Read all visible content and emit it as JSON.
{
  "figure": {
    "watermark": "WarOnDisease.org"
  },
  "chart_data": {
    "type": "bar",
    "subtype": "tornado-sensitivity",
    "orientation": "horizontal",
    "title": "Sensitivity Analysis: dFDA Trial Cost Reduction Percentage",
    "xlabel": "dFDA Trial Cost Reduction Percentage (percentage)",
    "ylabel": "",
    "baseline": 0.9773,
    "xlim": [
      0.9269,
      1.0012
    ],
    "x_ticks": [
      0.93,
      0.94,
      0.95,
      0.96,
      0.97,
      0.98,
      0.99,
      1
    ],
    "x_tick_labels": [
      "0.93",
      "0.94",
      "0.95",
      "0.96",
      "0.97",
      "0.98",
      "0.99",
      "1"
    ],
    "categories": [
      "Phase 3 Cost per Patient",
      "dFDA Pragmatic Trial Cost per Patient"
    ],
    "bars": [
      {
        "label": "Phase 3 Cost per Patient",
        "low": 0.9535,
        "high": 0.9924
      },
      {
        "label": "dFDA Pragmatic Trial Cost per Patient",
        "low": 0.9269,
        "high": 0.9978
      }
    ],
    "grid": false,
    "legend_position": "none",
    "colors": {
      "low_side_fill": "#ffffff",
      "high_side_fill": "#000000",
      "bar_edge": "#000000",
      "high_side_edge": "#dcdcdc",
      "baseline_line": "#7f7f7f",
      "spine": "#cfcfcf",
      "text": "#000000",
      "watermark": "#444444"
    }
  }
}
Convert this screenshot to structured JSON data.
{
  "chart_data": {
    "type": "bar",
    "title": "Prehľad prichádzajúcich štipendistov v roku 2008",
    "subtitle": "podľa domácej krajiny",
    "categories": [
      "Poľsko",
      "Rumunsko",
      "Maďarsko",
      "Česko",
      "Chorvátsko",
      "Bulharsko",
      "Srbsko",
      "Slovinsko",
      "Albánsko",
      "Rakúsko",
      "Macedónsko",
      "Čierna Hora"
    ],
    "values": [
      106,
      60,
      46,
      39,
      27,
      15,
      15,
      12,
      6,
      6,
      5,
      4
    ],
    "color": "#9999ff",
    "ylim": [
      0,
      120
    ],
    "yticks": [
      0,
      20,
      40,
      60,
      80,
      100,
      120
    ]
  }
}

=======

EXERCISE AIM:
Write out all the records above again, exactly as they stand.

RESULT OF THIS EXERCISE:
Read all visible content and emit it as JSON.
{
  "figure": {
    "watermark": "WarOnDisease.org"
  },
  "chart_data": {
    "type": "bar",
    "subtype": "tornado-sensitivity",
    "orientation": "horizontal",
    "title": "Sensitivity Analysis: dFDA Trial Cost Reduction Percentage",
    "xlabel": "dFDA Trial Cost Reduction Percentage (percentage)",
    "ylabel": "",
    "baseline": 0.9773,
    "xlim": [
      0.9269,
      1.0012
    ],
    "x_ticks": [
      0.93,
      0.94,
      0.95,
      0.96,
      0.97,
      0.98,
      0.99,
      1
    ],
    "x_tick_labels": [
      "0.93",
      "0.94",
      "0.95",
      "0.96",
      "0.97",
      "0.98",
      "0.99",
      "1"
    ],
    "categories": [
      "Phase 3 Cost per Patient",
      "dFDA Pragmatic Trial Cost per Patient"
    ],
    "bars": [
      {
        "label": "Phase 3 Cost per Patient",
        "low": 0.9535,
        "high": 0.9924
      },
      {
        "label": "dFDA Pragmatic Trial Cost per Patient",
        "low": 0.9269,
        "high": 0.9978
      }
    ],
    "grid": false,
    "legend_position": "none",
    "colors": {
      "low_side_fill": "#ffffff",
      "high_side_fill": "#000000",
      "bar_edge": "#000000",
      "high_side_edge": "#dcdcdc",
      "baseline_line": "#7f7f7f",
      "spine": "#cfcfcf",
      "text": "#000000",
      "watermark": "#444444"
    }
  }
}
Convert this screenshot to structured JSON data.
{
  "chart_data": {
    "type": "bar",
    "title": "Prehľad prichádzajúcich štipendistov v roku 2008",
    "subtitle": "podľa domácej krajiny",
    "categories": [
      "Poľsko",
      "Rumunsko",
      "Maďarsko",
      "Česko",
      "Chorvátsko",
      "Bulharsko",
      "Srbsko",
      "Slovinsko",
      "Albánsko",
      "Rakúsko",
      "Macedónsko",
      "Čierna Hora"
    ],
    "values": [
      106,
      60,
      46,
      39,
      27,
      15,
      15,
      12,
      6,
      6,
      5,
      4
    ],
    "color": "#9999ff",
    "ylim": [
      0,
      120
    ],
    "yticks": [
      0,
      20,
      40,
      60,
      80,
      100,
      120
    ]
  }
}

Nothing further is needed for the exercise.